═════ Records to use
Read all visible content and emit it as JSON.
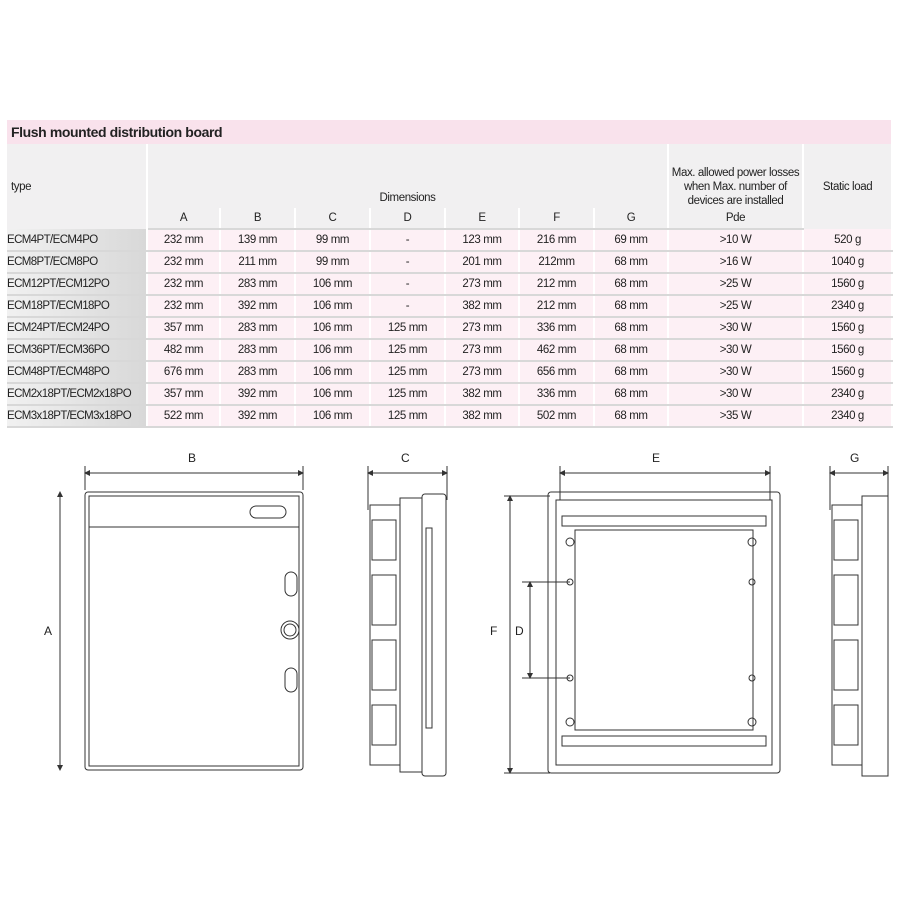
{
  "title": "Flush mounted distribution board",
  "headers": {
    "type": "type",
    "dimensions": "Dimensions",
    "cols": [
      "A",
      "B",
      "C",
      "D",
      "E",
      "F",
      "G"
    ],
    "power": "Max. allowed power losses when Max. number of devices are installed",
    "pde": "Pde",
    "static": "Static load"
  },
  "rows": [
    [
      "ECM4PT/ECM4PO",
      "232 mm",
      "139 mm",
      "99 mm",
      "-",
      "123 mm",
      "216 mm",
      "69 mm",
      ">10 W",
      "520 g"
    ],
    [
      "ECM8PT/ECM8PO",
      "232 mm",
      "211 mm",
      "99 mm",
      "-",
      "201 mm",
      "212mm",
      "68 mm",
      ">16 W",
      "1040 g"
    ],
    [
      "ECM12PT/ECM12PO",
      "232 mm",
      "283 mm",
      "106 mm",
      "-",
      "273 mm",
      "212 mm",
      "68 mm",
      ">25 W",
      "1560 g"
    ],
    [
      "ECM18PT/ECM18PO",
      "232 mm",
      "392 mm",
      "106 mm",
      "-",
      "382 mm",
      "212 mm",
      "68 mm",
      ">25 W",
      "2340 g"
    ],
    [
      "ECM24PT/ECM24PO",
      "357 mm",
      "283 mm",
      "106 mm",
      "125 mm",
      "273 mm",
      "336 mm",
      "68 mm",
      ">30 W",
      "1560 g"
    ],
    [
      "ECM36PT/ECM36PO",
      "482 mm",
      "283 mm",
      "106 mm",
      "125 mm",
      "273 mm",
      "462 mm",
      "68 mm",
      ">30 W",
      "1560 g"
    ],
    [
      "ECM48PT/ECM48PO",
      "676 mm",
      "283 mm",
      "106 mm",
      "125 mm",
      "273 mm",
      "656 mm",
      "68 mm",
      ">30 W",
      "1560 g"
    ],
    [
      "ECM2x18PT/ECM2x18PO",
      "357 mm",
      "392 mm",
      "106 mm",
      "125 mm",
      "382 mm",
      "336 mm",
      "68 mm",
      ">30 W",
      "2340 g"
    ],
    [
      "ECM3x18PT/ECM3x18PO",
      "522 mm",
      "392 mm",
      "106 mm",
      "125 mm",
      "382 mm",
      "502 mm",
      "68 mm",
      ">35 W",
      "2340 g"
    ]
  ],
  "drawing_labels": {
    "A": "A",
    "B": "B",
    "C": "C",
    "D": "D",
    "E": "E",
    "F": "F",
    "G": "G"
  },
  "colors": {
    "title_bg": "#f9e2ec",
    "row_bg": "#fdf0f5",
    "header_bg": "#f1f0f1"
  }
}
══════════
Every entry above should be duplicated exactly. Do not include the images.

## Reply
Read all visible content and emit it as JSON.
{
  "title": "Flush mounted distribution board",
  "headers": {
    "type": "type",
    "dimensions": "Dimensions",
    "cols": [
      "A",
      "B",
      "C",
      "D",
      "E",
      "F",
      "G"
    ],
    "power": "Max. allowed power losses when Max. number of devices are installed",
    "pde": "Pde",
    "static": "Static load"
  },
  "rows": [
    [
      "ECM4PT/ECM4PO",
      "232 mm",
      "139 mm",
      "99 mm",
      "-",
      "123 mm",
      "216 mm",
      "69 mm",
      ">10 W",
      "520 g"
    ],
    [
      "ECM8PT/ECM8PO",
      "232 mm",
      "211 mm",
      "99 mm",
      "-",
      "201 mm",
      "212mm",
      "68 mm",
      ">16 W",
      "1040 g"
    ],
    [
      "ECM12PT/ECM12PO",
      "232 mm",
      "283 mm",
      "106 mm",
      "-",
      "273 mm",
      "212 mm",
      "68 mm",
      ">25 W",
      "1560 g"
    ],
    [
      "ECM18PT/ECM18PO",
      "232 mm",
      "392 mm",
      "106 mm",
      "-",
      "382 mm",
      "212 mm",
      "68 mm",
      ">25 W",
      "2340 g"
    ],
    [
      "ECM24PT/ECM24PO",
      "357 mm",
      "283 mm",
      "106 mm",
      "125 mm",
      "273 mm",
      "336 mm",
      "68 mm",
      ">30 W",
      "1560 g"
    ],
    [
      "ECM36PT/ECM36PO",
      "482 mm",
      "283 mm",
      "106 mm",
      "125 mm",
      "273 mm",
      "462 mm",
      "68 mm",
      ">30 W",
      "1560 g"
    ],
    [
      "ECM48PT/ECM48PO",
      "676 mm",
      "283 mm",
      "106 mm",
      "125 mm",
      "273 mm",
      "656 mm",
      "68 mm",
      ">30 W",
      "1560 g"
    ],
    [
      "ECM2x18PT/ECM2x18PO",
      "357 mm",
      "392 mm",
      "106 mm",
      "125 mm",
      "382 mm",
      "336 mm",
      "68 mm",
      ">30 W",
      "2340 g"
    ],
    [
      "ECM3x18PT/ECM3x18PO",
      "522 mm",
      "392 mm",
      "106 mm",
      "125 mm",
      "382 mm",
      "502 mm",
      "68 mm",
      ">35 W",
      "2340 g"
    ]
  ],
  "drawing_labels": {
    "A": "A",
    "B": "B",
    "C": "C",
    "D": "D",
    "E": "E",
    "F": "F",
    "G": "G"
  },
  "colors": {
    "title_bg": "#f9e2ec",
    "row_bg": "#fdf0f5",
    "header_bg": "#f1f0f1"
  }
}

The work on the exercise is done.